• **AIM OF THE EXERCISE**
Count how many lines in this material contain "cahu". The answer is that number alone.

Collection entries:
--------
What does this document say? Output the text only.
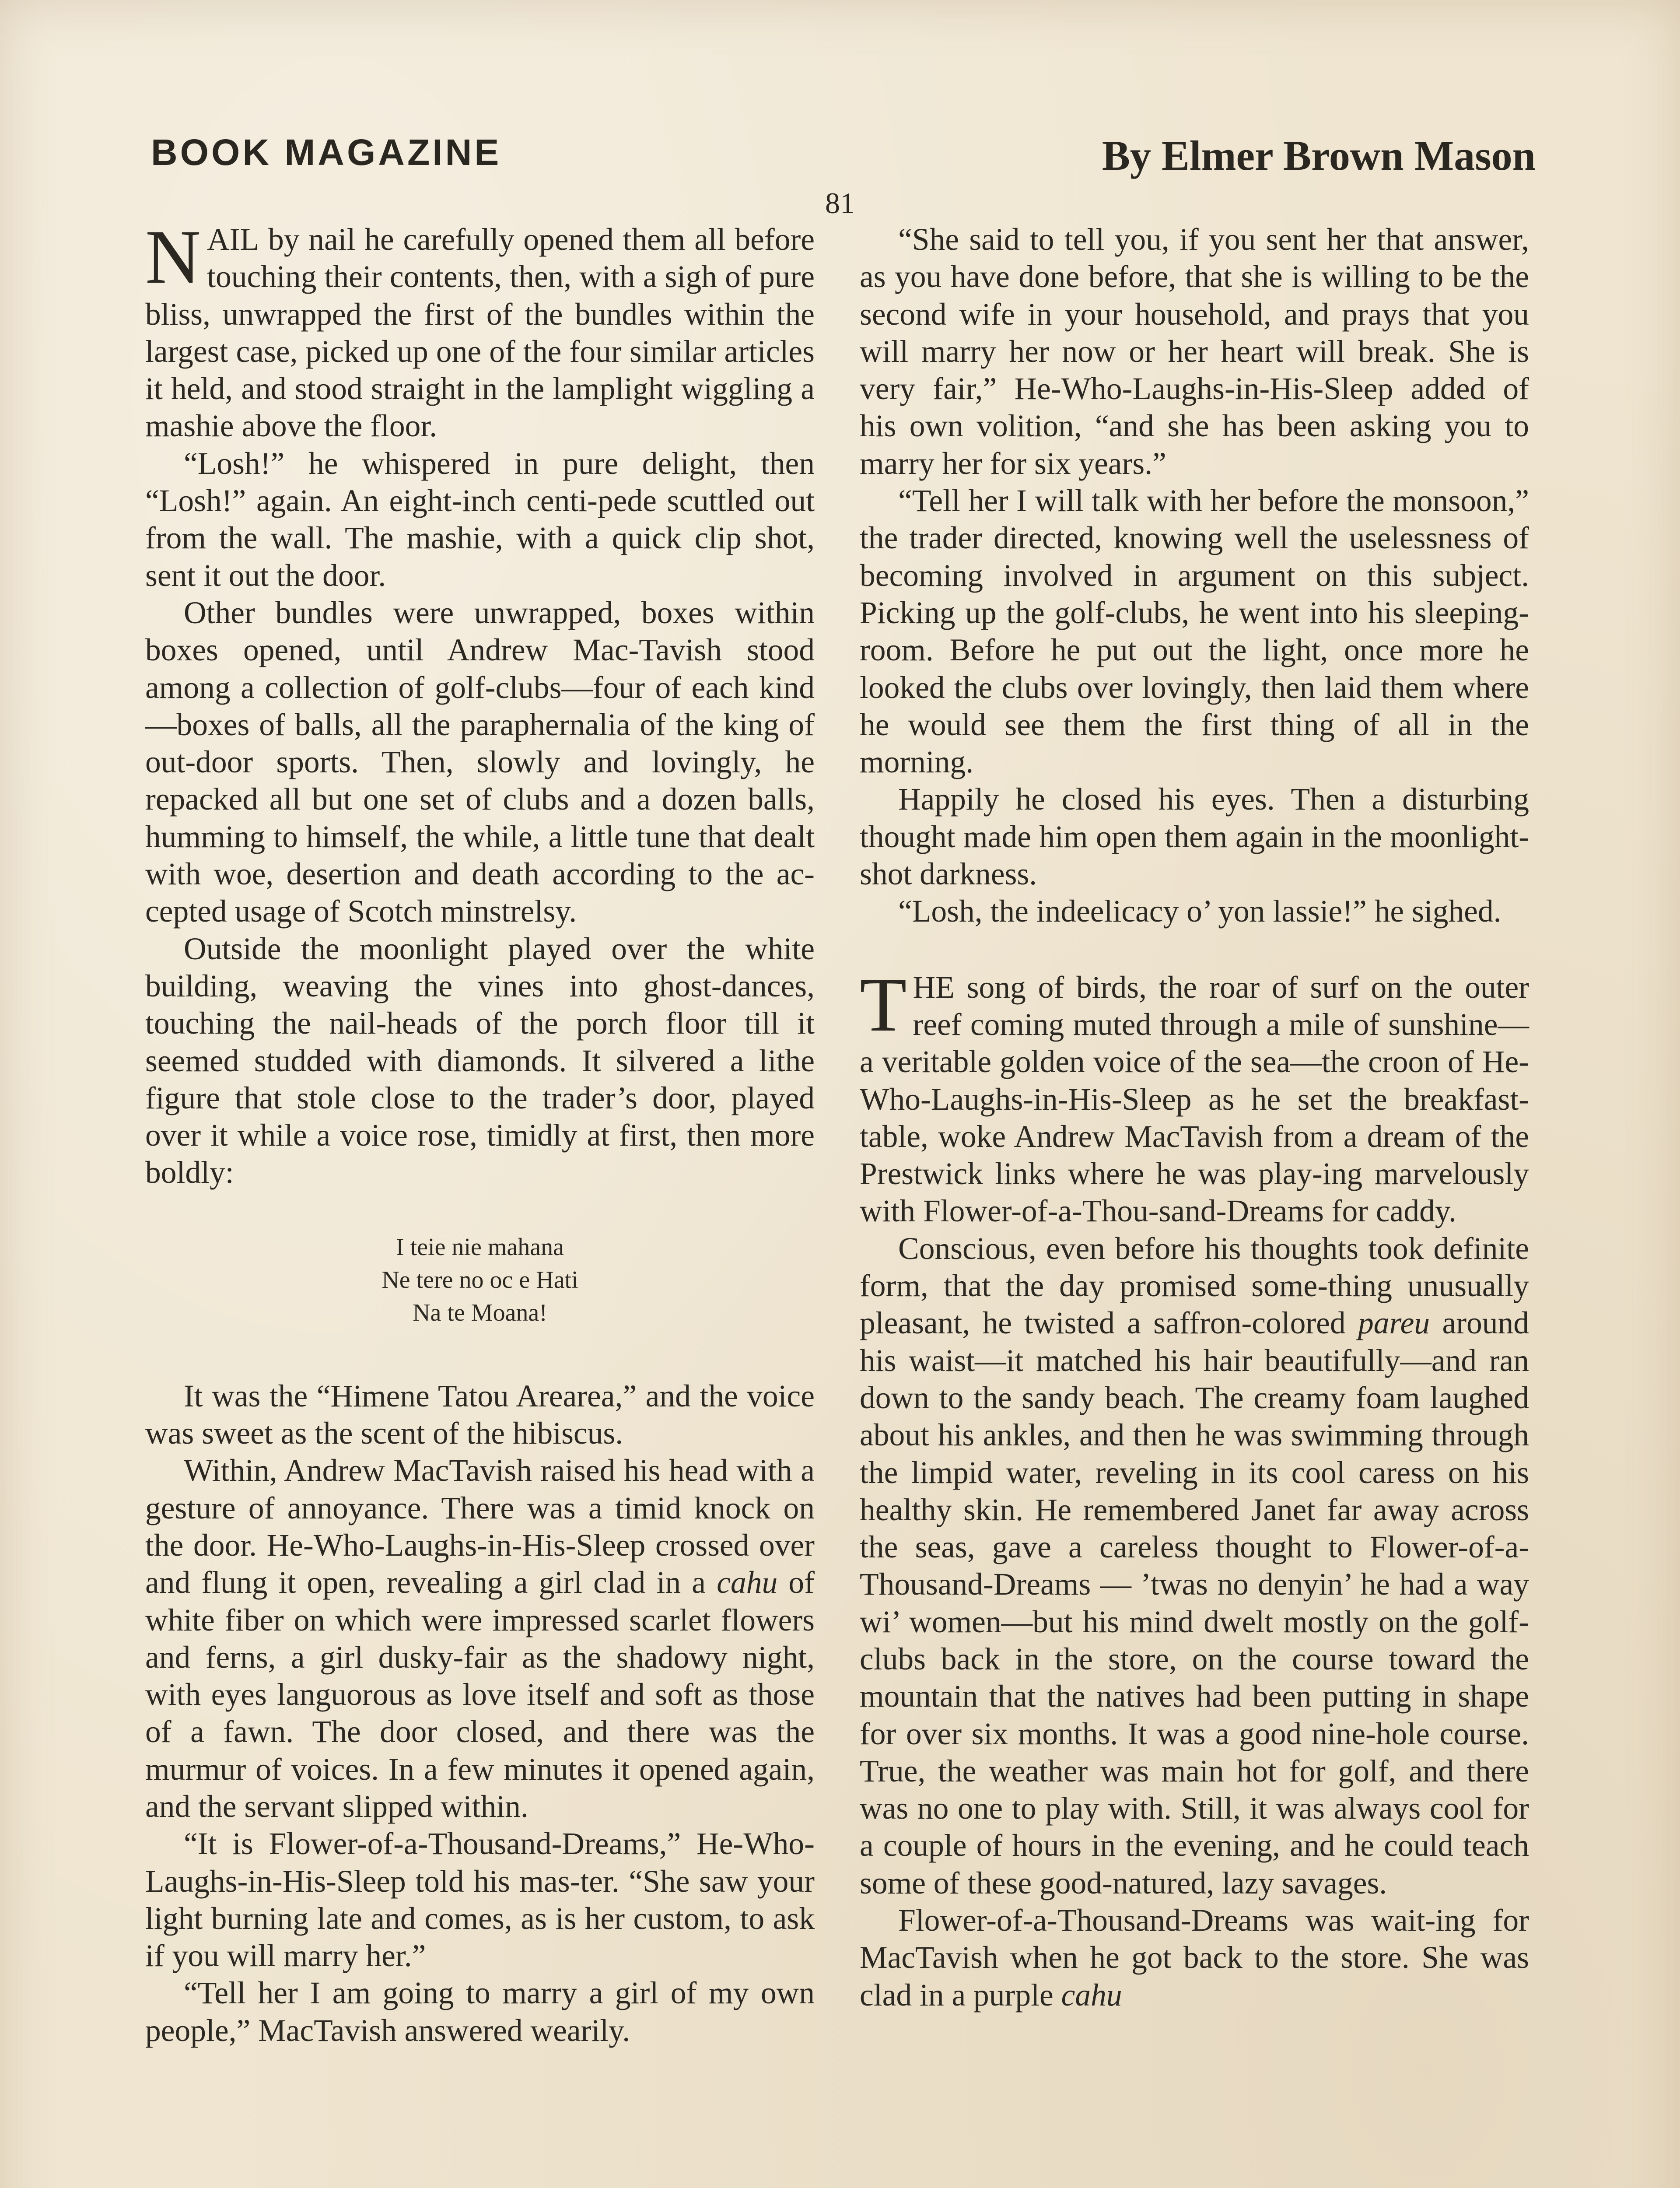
BOOK MAGAZINE	By Elmer Brown Mason
81

NAIL by nail he carefully opened them all before touching their contents, then, with a sigh of pure bliss, unwrapped the first of the bundles within the largest case, picked up one of the four similar articles it held, and stood straight in the lamplight wiggling a mashie above the floor.

“Losh!” he whispered in pure delight, then “Losh!” again. An eight-inch centi-pede scuttled out from the wall. The mashie, with a quick clip shot, sent it out the door.

Other bundles were unwrapped, boxes within boxes opened, until Andrew Mac-Tavish stood among a collection of golf-clubs—four of each kind—boxes of balls, all the paraphernalia of the king of out-door sports. Then, slowly and lovingly, he repacked all but one set of clubs and a dozen balls, humming to himself, the while, a little tune that dealt with woe, desertion and death according to the ac-cepted usage of Scotch minstrelsy.

Outside the moonlight played over the white building, weaving the vines into ghost-dances, touching the nail-heads of the porch floor till it seemed studded with diamonds. It silvered a lithe figure that stole close to the trader’s door, played over it while a voice rose, timidly at first, then more boldly:

I teie nie mahana
Ne tere no oc e Hati
Na te Moana!

It was the “Himene Tatou Arearea,” and the voice was sweet as the scent of the hibiscus.

Within, Andrew MacTavish raised his head with a gesture of annoyance. There was a timid knock on the door. He-Who-Laughs-in-His-Sleep crossed over and flung it open, revealing a girl clad in a cahu of white fiber on which were impressed scarlet flowers and ferns, a girl dusky-fair as the shadowy night, with eyes languorous as love itself and soft as those of a fawn. The door closed, and there was the murmur of voices. In a few minutes it opened again, and the servant slipped within.

“It is Flower-of-a-Thousand-Dreams,” He-Who-Laughs-in-His-Sleep told his mas-ter. “She saw your light burning late and comes, as is her custom, to ask if you will marry her.”

“Tell her I am going to marry a girl of my own people,” MacTavish answered wearily.

“She said to tell you, if you sent her that answer, as you have done before, that she is willing to be the second wife in your household, and prays that you will marry her now or her heart will break. She is very fair,” He-Who-Laughs-in-His-Sleep added of his own volition, “and she has been asking you to marry her for six years.”

“Tell her I will talk with her before the monsoon,” the trader directed, knowing well the uselessness of becoming involved in argument on this subject. Picking up the golf-clubs, he went into his sleeping-room. Before he put out the light, once more he looked the clubs over lovingly, then laid them where he would see them the first thing of all in the morning.

Happily he closed his eyes. Then a disturbing thought made him open them again in the moonlight-shot darkness.

“Losh, the indeelicacy o’ yon lassie!” he sighed.

THE song of birds, the roar of surf on the outer reef coming muted through a mile of sunshine—a veritable golden voice of the sea—the croon of He-Who-Laughs-in-His-Sleep as he set the breakfast-table, woke Andrew MacTavish from a dream of the Prestwick links where he was play-ing marvelously with Flower-of-a-Thou-sand-Dreams for caddy.

Conscious, even before his thoughts took definite form, that the day promised some-thing unusually pleasant, he twisted a saffron-colored pareu around his waist—it matched his hair beautifully—and ran down to the sandy beach. The creamy foam laughed about his ankles, and then he was swimming through the limpid water, reveling in its cool caress on his healthy skin. He remembered Janet far away across the seas, gave a careless thought to Flower-of-a-Thousand-Dreams — ’twas no denyin’ he had a way wi’ women—but his mind dwelt mostly on the golf-clubs back in the store, on the course toward the mountain that the natives had been putting in shape for over six months. It was a good nine-hole course. True, the weather was main hot for golf, and there was no one to play with. Still, it was always cool for a couple of hours in the evening, and he could teach some of these good-natured, lazy savages.

Flower-of-a-Thousand-Dreams was wait-ing for MacTavish when he got back to the store. She was clad in a purple cahu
--------
• **OUTPUT BELOW**
2